#### [Exercise set]
• A. Using the passage on foreign aid, decide whether each statement agrees with it: (i) Japan has given India more than any other bilateral donor; (ii) between 2000 and 2004, India received more in FDI than in workers' remittances; (iii) the Bangladesh stipend program required girls to stay unmarried until age 21. Answer yes or no for each and quote the deciding words.
• B. According to the passage on foreign aid, to what share of their GNP should rich nations raise official development assistance?
• C. Return the section of the passage on foreign aid between "Mexico's PROGRESA scheme" and "for the poor.", inclusive.

* Start Excerpt to read *

It has managed to pay back Rs 1,669 billion as principal and Rs 768 billion as interest. Multilateral aid - 90 per cent of which has been provided by the World Bank - accounts for about 60 per cent of India's total aid. Amongst bilateral donors, Japan has been the most generous, giving India 23 per cent of the total bilateral aid used by India.
Has being the largest aid recipient helped India achieve economic growth more than economic freedom has? It is a fact that India's development and economic growth have been far more impressive since the liberalisation of the Indian economy.
Supporters of foreign aid claim that while arguments against aid effectiveness are partially true, they are over-emphasised. Jeffrey Sachs and Joseph Stiglitz, both previously associated with the World Bank in different capacities, are two famous names in this context. Sachs, the director of Columbia University's Earth Institute, talks about "the poverty trap" in poor nations, requiring a "Big Push" from foreign aid, in his book, The End of Poverty.
He says that the poor "are too poor to save for the future and thereby accumulate the capital that could pull them out of their current misery." Rich nations should increase official development assistance from 0.3 per cent to 0.7 per cent of their GNP, as pledged by them in Monterrey Financing for Development Conference in 2002.
However, William Easterly, professor of Economics at New York University and the author of The White Man's Burden: How The West's Efforts To Aid The Rest Have Done So Much Ill And So Little Good, argues that foreign aid does not have any measurable impact on growth, and that it has miserably failed to reduce poverty, primarily because of it being tied to centralised, state planning (Economic Freedom of the World: 2006 Annual Report). According to him, "initially poor countries grow faster than rich ones, once you control for economic freedom."
In general, foreign aid has led to the burgeoning of government bureaucracies, with increasing state interference, inefficiency, lack of accountability, corruption, and so on.
At the utilisation level, it has more often been used for consumption rather than investment, to serve political purposes rather than achieve development. Evaluation mechanisms have been weak, and so have been the feedback and improvement systems.
On the other hand, "economic freedom gives markets, which are great feedback mechanisms for learning what is succeeding and what is failing," explains Easterly.
Already, in most South Asian countries, the flow of private capital is much higher than that of foreign aid. Between 2000 and 2004, India received $ 6 billion in foreign aid, $ 25 billion in FDI, and $ 86 billion as workers' remittances, the largest in the world.
Governments in the region should therefore ease the restrictions placed on the flow of private capital, instead of seeking more aid. They should learn from the example of south-east Asian countries, where FDI has been a significant source of availing capital and technology for exports as well as economic growth.
FDI and remittances have the potential to offset aid as important engines of growth and development in South Asia, and these countries need to develop conditions that bring in more FDI.
At a macro level, to ensure aid effectiveness, South Asia in general, India in particular, needs to bring in good governance and sound macroeconomic policies, which not only make aid effective, but are also able to use aid for building infrastructure and other avenues which help in attracting FDI.
Nevertheless, until aid flows continue, it might be more effective to have direct transfers of cash or vouchers in targeting the affected population, and in achieving the targets set for development programmes.
Mexico's PROGRESA scheme gives parents cash for sending their children to school and getting regular health check-ups. The Mexican government's programme has been extremely successful in enhancing enrollment as well as the quality of education for the poor.
The Bangladesh Female Secondary School Stipend Programme paid school fees and transferred an incentive money directly into girls' bank accounts on condition of at least 85 per cent school attendance, staying unmarried until 18 years of age, and passing examinations. This has increased enrollment rates by 12 per cent a year in rural areas.

* End Excerpt to read *
* Start Dataset content *

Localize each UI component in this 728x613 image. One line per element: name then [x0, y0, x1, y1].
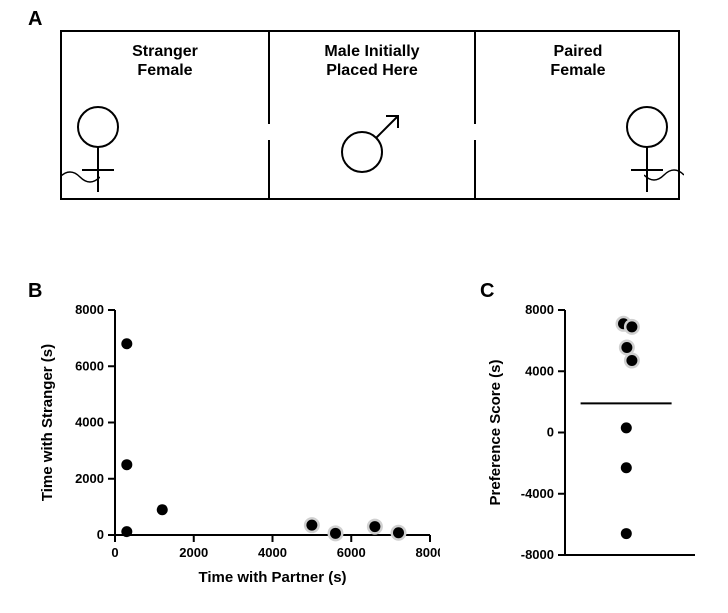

* End Dataset content *

#### [Written responses]
• A.
(i) Yes: "Amongst bilateral donors, Japan has been the most generous, giving India 23 per cent of the total bilateral aid used by India."
(ii) No: "$ 25 billion in FDI, and $ 86 billion as workers' remittances"
(iii) No: "staying unmarried until 18 years of age"

• B. From 0.3 per cent to 0.7 per cent of their GNP, as they pledged at the Monterrey Financing for Development Conference in 2002.

• C.
Mexico's PROGRESA scheme gives parents cash for sending their children to school and getting regular health check-ups. The Mexican government's programme has been extremely successful in enhancing enrollment as well as the quality of education for the poor.